Data entries
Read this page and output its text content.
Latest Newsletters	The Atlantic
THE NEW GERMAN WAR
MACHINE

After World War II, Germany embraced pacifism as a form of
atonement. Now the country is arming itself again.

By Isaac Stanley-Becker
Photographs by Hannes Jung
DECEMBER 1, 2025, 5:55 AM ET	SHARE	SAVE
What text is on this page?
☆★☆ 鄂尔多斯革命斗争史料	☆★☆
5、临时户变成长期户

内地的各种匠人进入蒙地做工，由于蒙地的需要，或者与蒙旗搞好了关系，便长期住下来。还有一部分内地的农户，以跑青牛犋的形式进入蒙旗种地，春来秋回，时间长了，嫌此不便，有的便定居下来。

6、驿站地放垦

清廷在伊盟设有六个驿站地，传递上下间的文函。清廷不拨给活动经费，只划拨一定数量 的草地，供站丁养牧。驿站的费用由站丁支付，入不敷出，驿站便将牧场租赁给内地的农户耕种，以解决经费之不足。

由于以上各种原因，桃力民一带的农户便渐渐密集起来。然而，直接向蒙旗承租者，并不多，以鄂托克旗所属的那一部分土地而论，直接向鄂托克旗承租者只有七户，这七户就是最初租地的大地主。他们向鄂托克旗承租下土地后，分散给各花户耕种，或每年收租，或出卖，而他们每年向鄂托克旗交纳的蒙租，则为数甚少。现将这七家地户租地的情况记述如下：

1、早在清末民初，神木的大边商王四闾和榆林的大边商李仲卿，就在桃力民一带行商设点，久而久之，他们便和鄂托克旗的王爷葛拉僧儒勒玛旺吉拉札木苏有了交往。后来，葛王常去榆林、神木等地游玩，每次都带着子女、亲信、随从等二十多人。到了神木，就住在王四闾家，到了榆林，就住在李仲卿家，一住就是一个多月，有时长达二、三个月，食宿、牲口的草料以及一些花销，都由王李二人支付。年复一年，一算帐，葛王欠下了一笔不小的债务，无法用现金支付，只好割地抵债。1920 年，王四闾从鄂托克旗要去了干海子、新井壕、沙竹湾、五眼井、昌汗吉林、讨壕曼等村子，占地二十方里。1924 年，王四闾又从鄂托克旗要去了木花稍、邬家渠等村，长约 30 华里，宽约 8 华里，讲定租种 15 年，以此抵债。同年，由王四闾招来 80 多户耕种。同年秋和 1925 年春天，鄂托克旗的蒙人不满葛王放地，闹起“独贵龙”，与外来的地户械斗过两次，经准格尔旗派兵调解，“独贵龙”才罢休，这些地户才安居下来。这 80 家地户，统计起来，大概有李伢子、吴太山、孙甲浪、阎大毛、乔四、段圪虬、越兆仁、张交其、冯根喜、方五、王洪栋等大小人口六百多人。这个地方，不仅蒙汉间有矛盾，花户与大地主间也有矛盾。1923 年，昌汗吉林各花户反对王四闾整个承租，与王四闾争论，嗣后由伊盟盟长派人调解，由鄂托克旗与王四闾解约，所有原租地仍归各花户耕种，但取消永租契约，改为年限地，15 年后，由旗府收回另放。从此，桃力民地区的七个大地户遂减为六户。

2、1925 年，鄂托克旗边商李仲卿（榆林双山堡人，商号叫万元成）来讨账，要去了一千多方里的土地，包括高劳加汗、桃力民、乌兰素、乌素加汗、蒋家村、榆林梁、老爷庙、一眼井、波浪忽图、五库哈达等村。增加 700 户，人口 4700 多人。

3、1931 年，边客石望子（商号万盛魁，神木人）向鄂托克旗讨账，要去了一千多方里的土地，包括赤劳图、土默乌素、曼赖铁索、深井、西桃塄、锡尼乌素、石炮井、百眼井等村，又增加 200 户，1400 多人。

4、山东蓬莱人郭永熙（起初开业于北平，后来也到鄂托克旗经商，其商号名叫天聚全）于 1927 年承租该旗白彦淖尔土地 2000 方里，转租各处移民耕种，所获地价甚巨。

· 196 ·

Stated task
Please quote every record above exactly as it appears.

Answer to the exercise
Read this page and output its text content.
Latest Newsletters	The Atlantic
THE NEW GERMAN WAR
MACHINE

After World War II, Germany embraced pacifism as a form of
atonement. Now the country is arming itself again.

By Isaac Stanley-Becker
Photographs by Hannes Jung
DECEMBER 1, 2025, 5:55 AM ET	SHARE	SAVE
What text is on this page?
☆★☆ 鄂尔多斯革命斗争史料	☆★☆
5、临时户变成长期户

内地的各种匠人进入蒙地做工，由于蒙地的需要，或者与蒙旗搞好了关系，便长期住下来。还有一部分内地的农户，以跑青牛犋的形式进入蒙旗种地，春来秋回，时间长了，嫌此不便，有的便定居下来。

6、驿站地放垦

清廷在伊盟设有六个驿站地，传递上下间的文函。清廷不拨给活动经费，只划拨一定数量 的草地，供站丁养牧。驿站的费用由站丁支付，入不敷出，驿站便将牧场租赁给内地的农户耕种，以解决经费之不足。

由于以上各种原因，桃力民一带的农户便渐渐密集起来。然而，直接向蒙旗承租者，并不多，以鄂托克旗所属的那一部分土地而论，直接向鄂托克旗承租者只有七户，这七户就是最初租地的大地主。他们向鄂托克旗承租下土地后，分散给各花户耕种，或每年收租，或出卖，而他们每年向鄂托克旗交纳的蒙租，则为数甚少。现将这七家地户租地的情况记述如下：

1、早在清末民初，神木的大边商王四闾和榆林的大边商李仲卿，就在桃力民一带行商设点，久而久之，他们便和鄂托克旗的王爷葛拉僧儒勒玛旺吉拉札木苏有了交往。后来，葛王常去榆林、神木等地游玩，每次都带着子女、亲信、随从等二十多人。到了神木，就住在王四闾家，到了榆林，就住在李仲卿家，一住就是一个多月，有时长达二、三个月，食宿、牲口的草料以及一些花销，都由王李二人支付。年复一年，一算帐，葛王欠下了一笔不小的债务，无法用现金支付，只好割地抵债。1920 年，王四闾从鄂托克旗要去了干海子、新井壕、沙竹湾、五眼井、昌汗吉林、讨壕曼等村子，占地二十方里。1924 年，王四闾又从鄂托克旗要去了木花稍、邬家渠等村，长约 30 华里，宽约 8 华里，讲定租种 15 年，以此抵债。同年，由王四闾招来 80 多户耕种。同年秋和 1925 年春天，鄂托克旗的蒙人不满葛王放地，闹起“独贵龙”，与外来的地户械斗过两次，经准格尔旗派兵调解，“独贵龙”才罢休，这些地户才安居下来。这 80 家地户，统计起来，大概有李伢子、吴太山、孙甲浪、阎大毛、乔四、段圪虬、越兆仁、张交其、冯根喜、方五、王洪栋等大小人口六百多人。这个地方，不仅蒙汉间有矛盾，花户与大地主间也有矛盾。1923 年，昌汗吉林各花户反对王四闾整个承租，与王四闾争论，嗣后由伊盟盟长派人调解，由鄂托克旗与王四闾解约，所有原租地仍归各花户耕种，但取消永租契约，改为年限地，15 年后，由旗府收回另放。从此，桃力民地区的七个大地户遂减为六户。

2、1925 年，鄂托克旗边商李仲卿（榆林双山堡人，商号叫万元成）来讨账，要去了一千多方里的土地，包括高劳加汗、桃力民、乌兰素、乌素加汗、蒋家村、榆林梁、老爷庙、一眼井、波浪忽图、五库哈达等村。增加 700 户，人口 4700 多人。

3、1931 年，边客石望子（商号万盛魁，神木人）向鄂托克旗讨账，要去了一千多方里的土地，包括赤劳图、土默乌素、曼赖铁索、深井、西桃塄、锡尼乌素、石炮井、百眼井等村，又增加 200 户，1400 多人。

4、山东蓬莱人郭永熙（起初开业于北平，后来也到鄂托克旗经商，其商号名叫天聚全）于 1927 年承租该旗白彦淖尔土地 2000 方里，转租各处移民耕种，所获地价甚巨。

· 196 ·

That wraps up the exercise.